PROBLEM REQUIREMENTS: Copy each line exactly. Leave nothing out.

** start of DATA FOR THIS TASK **

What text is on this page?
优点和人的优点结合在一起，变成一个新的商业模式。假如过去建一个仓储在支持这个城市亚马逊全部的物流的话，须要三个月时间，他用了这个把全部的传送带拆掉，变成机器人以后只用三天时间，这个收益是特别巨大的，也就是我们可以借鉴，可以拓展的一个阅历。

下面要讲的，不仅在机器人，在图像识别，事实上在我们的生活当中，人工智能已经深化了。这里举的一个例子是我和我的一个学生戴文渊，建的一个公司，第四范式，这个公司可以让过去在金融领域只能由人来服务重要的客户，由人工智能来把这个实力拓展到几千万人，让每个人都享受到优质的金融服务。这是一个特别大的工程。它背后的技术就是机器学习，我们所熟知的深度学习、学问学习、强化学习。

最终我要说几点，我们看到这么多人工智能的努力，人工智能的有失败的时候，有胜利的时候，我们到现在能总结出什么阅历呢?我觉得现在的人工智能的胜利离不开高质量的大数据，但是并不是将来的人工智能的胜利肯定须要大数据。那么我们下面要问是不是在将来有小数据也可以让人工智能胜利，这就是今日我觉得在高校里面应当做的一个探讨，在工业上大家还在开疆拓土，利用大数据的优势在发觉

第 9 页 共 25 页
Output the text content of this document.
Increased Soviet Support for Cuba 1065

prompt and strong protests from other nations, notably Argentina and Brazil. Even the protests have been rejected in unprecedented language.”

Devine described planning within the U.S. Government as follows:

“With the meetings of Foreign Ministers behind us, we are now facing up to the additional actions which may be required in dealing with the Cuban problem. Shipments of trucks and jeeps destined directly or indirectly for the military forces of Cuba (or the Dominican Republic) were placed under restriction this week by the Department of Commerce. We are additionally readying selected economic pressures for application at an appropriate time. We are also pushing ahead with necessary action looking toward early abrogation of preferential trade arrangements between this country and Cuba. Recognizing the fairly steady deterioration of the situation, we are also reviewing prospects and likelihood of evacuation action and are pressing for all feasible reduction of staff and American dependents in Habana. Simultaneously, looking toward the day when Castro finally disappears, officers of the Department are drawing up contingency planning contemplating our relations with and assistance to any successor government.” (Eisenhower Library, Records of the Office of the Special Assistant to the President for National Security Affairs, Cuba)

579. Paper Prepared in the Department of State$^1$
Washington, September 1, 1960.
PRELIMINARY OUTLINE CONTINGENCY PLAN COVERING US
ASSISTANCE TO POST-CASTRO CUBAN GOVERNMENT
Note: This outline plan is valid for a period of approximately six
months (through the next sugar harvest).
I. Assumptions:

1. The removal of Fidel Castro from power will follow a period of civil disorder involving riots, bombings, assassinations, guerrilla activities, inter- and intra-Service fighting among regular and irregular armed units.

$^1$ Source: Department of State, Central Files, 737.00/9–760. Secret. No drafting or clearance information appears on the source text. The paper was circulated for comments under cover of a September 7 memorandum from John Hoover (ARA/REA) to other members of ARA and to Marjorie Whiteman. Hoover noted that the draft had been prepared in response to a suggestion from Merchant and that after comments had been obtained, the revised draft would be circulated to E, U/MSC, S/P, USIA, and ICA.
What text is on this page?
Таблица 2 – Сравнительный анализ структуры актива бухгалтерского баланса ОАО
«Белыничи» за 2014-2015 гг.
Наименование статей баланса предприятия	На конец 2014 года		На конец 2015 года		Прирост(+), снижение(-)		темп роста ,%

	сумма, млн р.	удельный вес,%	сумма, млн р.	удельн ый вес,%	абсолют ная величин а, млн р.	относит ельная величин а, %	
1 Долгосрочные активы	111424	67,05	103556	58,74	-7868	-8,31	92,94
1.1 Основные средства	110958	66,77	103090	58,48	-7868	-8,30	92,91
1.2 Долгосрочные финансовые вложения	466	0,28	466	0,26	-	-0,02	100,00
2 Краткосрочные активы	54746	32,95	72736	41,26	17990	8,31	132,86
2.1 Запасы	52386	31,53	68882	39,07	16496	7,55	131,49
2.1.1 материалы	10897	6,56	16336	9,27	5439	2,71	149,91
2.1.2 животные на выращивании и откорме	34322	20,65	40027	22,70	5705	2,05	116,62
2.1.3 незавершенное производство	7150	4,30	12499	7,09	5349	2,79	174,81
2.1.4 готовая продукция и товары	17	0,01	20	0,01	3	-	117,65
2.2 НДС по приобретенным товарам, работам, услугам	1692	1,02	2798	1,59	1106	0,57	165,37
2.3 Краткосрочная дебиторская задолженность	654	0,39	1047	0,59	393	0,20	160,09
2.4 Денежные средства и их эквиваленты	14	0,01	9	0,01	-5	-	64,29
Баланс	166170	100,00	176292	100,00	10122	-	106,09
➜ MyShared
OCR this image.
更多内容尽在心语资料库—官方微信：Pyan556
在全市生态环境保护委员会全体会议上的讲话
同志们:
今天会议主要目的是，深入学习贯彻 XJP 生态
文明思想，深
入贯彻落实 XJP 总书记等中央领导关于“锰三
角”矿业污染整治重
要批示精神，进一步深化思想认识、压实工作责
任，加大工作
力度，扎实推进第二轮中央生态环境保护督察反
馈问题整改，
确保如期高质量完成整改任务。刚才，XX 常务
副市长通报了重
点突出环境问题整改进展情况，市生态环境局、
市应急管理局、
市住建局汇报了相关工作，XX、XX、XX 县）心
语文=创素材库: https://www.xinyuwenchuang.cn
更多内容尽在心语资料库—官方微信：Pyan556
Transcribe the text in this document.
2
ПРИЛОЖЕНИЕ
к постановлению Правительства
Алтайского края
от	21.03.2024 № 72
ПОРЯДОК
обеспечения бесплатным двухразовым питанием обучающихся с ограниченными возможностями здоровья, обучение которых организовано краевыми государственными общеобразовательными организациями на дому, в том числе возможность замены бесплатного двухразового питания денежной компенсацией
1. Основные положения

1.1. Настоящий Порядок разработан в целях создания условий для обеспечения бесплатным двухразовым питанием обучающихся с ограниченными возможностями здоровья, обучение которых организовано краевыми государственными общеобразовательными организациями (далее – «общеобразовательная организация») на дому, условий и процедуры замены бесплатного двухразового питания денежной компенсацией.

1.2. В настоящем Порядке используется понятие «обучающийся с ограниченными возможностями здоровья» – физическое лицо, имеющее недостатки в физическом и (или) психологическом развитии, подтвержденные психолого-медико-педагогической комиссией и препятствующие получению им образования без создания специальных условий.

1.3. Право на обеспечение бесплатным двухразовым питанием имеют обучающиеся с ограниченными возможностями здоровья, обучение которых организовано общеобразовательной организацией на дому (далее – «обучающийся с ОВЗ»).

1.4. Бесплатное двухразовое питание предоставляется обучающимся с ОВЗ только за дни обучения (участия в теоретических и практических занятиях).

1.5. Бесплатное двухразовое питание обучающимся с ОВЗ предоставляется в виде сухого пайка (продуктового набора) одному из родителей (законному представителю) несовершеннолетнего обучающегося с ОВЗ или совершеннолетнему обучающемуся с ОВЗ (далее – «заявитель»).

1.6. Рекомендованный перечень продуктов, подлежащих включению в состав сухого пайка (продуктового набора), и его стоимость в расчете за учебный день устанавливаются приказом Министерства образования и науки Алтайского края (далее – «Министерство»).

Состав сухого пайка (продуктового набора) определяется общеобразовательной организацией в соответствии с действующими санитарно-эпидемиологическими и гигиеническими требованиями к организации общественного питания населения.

** end of DATA FOR THIS TASK **

FINAL RESULT:
What text is on this page?
优点和人的优点结合在一起，变成一个新的商业模式。假如过去建一个仓储在支持这个城市亚马逊全部的物流的话，须要三个月时间，他用了这个把全部的传送带拆掉，变成机器人以后只用三天时间，这个收益是特别巨大的，也就是我们可以借鉴，可以拓展的一个阅历。

下面要讲的，不仅在机器人，在图像识别，事实上在我们的生活当中，人工智能已经深化了。这里举的一个例子是我和我的一个学生戴文渊，建的一个公司，第四范式，这个公司可以让过去在金融领域只能由人来服务重要的客户，由人工智能来把这个实力拓展到几千万人，让每个人都享受到优质的金融服务。这是一个特别大的工程。它背后的技术就是机器学习，我们所熟知的深度学习、学问学习、强化学习。

最终我要说几点，我们看到这么多人工智能的努力，人工智能的有失败的时候，有胜利的时候，我们到现在能总结出什么阅历呢?我觉得现在的人工智能的胜利离不开高质量的大数据，但是并不是将来的人工智能的胜利肯定须要大数据。那么我们下面要问是不是在将来有小数据也可以让人工智能胜利，这就是今日我觉得在高校里面应当做的一个探讨，在工业上大家还在开疆拓土，利用大数据的优势在发觉

第 9 页 共 25 页
Output the text content of this document.
Increased Soviet Support for Cuba 1065

prompt and strong protests from other nations, notably Argentina and Brazil. Even the protests have been rejected in unprecedented language.”

Devine described planning within the U.S. Government as follows:

“With the meetings of Foreign Ministers behind us, we are now facing up to the additional actions which may be required in dealing with the Cuban problem. Shipments of trucks and jeeps destined directly or indirectly for the military forces of Cuba (or the Dominican Republic) were placed under restriction this week by the Department of Commerce. We are additionally readying selected economic pressures for application at an appropriate time. We are also pushing ahead with necessary action looking toward early abrogation of preferential trade arrangements between this country and Cuba. Recognizing the fairly steady deterioration of the situation, we are also reviewing prospects and likelihood of evacuation action and are pressing for all feasible reduction of staff and American dependents in Habana. Simultaneously, looking toward the day when Castro finally disappears, officers of the Department are drawing up contingency planning contemplating our relations with and assistance to any successor government.” (Eisenhower Library, Records of the Office of the Special Assistant to the President for National Security Affairs, Cuba)

579. Paper Prepared in the Department of State$^1$
Washington, September 1, 1960.
PRELIMINARY OUTLINE CONTINGENCY PLAN COVERING US
ASSISTANCE TO POST-CASTRO CUBAN GOVERNMENT
Note: This outline plan is valid for a period of approximately six
months (through the next sugar harvest).
I. Assumptions:

1. The removal of Fidel Castro from power will follow a period of civil disorder involving riots, bombings, assassinations, guerrilla activities, inter- and intra-Service fighting among regular and irregular armed units.

$^1$ Source: Department of State, Central Files, 737.00/9–760. Secret. No drafting or clearance information appears on the source text. The paper was circulated for comments under cover of a September 7 memorandum from John Hoover (ARA/REA) to other members of ARA and to Marjorie Whiteman. Hoover noted that the draft had been prepared in response to a suggestion from Merchant and that after comments had been obtained, the revised draft would be circulated to E, U/MSC, S/P, USIA, and ICA.
What text is on this page?
Таблица 2 – Сравнительный анализ структуры актива бухгалтерского баланса ОАО
«Белыничи» за 2014-2015 гг.
Наименование статей баланса предприятия	На конец 2014 года		На конец 2015 года		Прирост(+), снижение(-)		темп роста ,%

	сумма, млн р.	удельный вес,%	сумма, млн р.	удельн ый вес,%	абсолют ная величин а, млн р.	относит ельная величин а, %	
1 Долгосрочные активы	111424	67,05	103556	58,74	-7868	-8,31	92,94
1.1 Основные средства	110958	66,77	103090	58,48	-7868	-8,30	92,91
1.2 Долгосрочные финансовые вложения	466	0,28	466	0,26	-	-0,02	100,00
2 Краткосрочные активы	54746	32,95	72736	41,26	17990	8,31	132,86
2.1 Запасы	52386	31,53	68882	39,07	16496	7,55	131,49
2.1.1 материалы	10897	6,56	16336	9,27	5439	2,71	149,91
2.1.2 животные на выращивании и откорме	34322	20,65	40027	22,70	5705	2,05	116,62
2.1.3 незавершенное производство	7150	4,30	12499	7,09	5349	2,79	174,81
2.1.4 готовая продукция и товары	17	0,01	20	0,01	3	-	117,65
2.2 НДС по приобретенным товарам, работам, услугам	1692	1,02	2798	1,59	1106	0,57	165,37
2.3 Краткосрочная дебиторская задолженность	654	0,39	1047	0,59	393	0,20	160,09
2.4 Денежные средства и их эквиваленты	14	0,01	9	0,01	-5	-	64,29
Баланс	166170	100,00	176292	100,00	10122	-	106,09
➜ MyShared
OCR this image.
更多内容尽在心语资料库—官方微信：Pyan556
在全市生态环境保护委员会全体会议上的讲话
同志们:
今天会议主要目的是，深入学习贯彻 XJP 生态
文明思想，深
入贯彻落实 XJP 总书记等中央领导关于“锰三
角”矿业污染整治重
要批示精神，进一步深化思想认识、压实工作责
任，加大工作
力度，扎实推进第二轮中央生态环境保护督察反
馈问题整改，
确保如期高质量完成整改任务。刚才，XX 常务
副市长通报了重
点突出环境问题整改进展情况，市生态环境局、
市应急管理局、
市住建局汇报了相关工作，XX、XX、XX 县）心
语文=创素材库: https://www.xinyuwenchuang.cn
更多内容尽在心语资料库—官方微信：Pyan556
Transcribe the text in this document.
2
ПРИЛОЖЕНИЕ
к постановлению Правительства
Алтайского края
от	21.03.2024 № 72
ПОРЯДОК
обеспечения бесплатным двухразовым питанием обучающихся с ограниченными возможностями здоровья, обучение которых организовано краевыми государственными общеобразовательными организациями на дому, в том числе возможность замены бесплатного двухразового питания денежной компенсацией
1. Основные положения

1.1. Настоящий Порядок разработан в целях создания условий для обеспечения бесплатным двухразовым питанием обучающихся с ограниченными возможностями здоровья, обучение которых организовано краевыми государственными общеобразовательными организациями (далее – «общеобразовательная организация») на дому, условий и процедуры замены бесплатного двухразового питания денежной компенсацией.

1.2. В настоящем Порядке используется понятие «обучающийся с ограниченными возможностями здоровья» – физическое лицо, имеющее недостатки в физическом и (или) психологическом развитии, подтвержденные психолого-медико-педагогической комиссией и препятствующие получению им образования без создания специальных условий.

1.3. Право на обеспечение бесплатным двухразовым питанием имеют обучающиеся с ограниченными возможностями здоровья, обучение которых организовано общеобразовательной организацией на дому (далее – «обучающийся с ОВЗ»).

1.4. Бесплатное двухразовое питание предоставляется обучающимся с ОВЗ только за дни обучения (участия в теоретических и практических занятиях).

1.5. Бесплатное двухразовое питание обучающимся с ОВЗ предоставляется в виде сухого пайка (продуктового набора) одному из родителей (законному представителю) несовершеннолетнего обучающегося с ОВЗ или совершеннолетнему обучающемуся с ОВЗ (далее – «заявитель»).

1.6. Рекомендованный перечень продуктов, подлежащих включению в состав сухого пайка (продуктового набора), и его стоимость в расчете за учебный день устанавливаются приказом Министерства образования и науки Алтайского края (далее – «Министерство»).

Состав сухого пайка (продуктового набора) определяется общеобразовательной организацией в соответствии с действующими санитарно-эпидемиологическими и гигиеническими требованиями к организации общественного питания населения.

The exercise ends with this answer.